### PROBLEM
Reproduce each line bearing the word "page".
:::
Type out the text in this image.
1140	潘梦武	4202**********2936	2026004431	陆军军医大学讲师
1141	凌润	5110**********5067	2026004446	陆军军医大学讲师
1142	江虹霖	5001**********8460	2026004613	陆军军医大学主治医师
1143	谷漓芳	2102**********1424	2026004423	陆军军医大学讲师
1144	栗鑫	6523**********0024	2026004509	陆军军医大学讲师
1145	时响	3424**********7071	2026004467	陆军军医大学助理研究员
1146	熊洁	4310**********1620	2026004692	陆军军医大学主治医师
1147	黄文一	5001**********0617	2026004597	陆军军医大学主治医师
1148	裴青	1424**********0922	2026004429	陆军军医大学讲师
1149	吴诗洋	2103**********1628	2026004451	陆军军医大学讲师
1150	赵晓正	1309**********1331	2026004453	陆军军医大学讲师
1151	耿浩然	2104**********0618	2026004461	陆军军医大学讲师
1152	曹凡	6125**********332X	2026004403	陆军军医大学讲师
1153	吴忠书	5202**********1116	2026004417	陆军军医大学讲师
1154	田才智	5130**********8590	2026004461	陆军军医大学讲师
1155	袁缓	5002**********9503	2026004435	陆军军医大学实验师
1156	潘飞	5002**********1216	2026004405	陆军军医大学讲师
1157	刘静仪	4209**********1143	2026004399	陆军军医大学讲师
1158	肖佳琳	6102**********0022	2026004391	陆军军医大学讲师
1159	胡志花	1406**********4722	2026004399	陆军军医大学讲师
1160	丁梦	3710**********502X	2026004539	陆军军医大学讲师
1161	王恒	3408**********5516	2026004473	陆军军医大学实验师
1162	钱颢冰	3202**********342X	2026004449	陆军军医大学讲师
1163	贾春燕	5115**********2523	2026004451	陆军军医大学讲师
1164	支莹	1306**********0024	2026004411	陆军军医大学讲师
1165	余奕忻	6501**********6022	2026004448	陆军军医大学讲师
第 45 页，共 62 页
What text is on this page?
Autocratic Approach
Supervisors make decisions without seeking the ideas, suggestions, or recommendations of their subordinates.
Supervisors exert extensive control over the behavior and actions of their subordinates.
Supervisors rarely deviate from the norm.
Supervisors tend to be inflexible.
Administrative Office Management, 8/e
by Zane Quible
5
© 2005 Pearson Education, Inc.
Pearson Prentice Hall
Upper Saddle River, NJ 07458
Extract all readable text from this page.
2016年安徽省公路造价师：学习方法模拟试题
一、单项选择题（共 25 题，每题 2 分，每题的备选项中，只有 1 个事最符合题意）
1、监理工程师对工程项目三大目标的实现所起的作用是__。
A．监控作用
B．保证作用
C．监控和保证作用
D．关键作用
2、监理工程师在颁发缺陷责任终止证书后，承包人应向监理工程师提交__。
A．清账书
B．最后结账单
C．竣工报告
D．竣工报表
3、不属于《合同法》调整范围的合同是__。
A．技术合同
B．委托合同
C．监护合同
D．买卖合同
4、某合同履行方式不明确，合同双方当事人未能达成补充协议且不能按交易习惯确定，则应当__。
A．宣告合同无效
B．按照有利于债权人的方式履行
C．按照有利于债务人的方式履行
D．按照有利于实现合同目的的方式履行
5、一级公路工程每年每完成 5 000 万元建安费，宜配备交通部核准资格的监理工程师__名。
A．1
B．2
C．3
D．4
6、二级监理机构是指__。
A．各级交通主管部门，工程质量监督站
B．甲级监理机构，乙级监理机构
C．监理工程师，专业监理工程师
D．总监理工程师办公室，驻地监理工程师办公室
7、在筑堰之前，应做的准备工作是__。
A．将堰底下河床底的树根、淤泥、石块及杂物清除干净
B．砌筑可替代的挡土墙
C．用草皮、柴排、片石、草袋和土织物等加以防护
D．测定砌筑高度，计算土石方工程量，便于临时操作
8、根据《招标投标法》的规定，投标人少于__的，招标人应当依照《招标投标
:::
### SOLVED PROBLEM
What text is on this page?
Extract all readable text from this page.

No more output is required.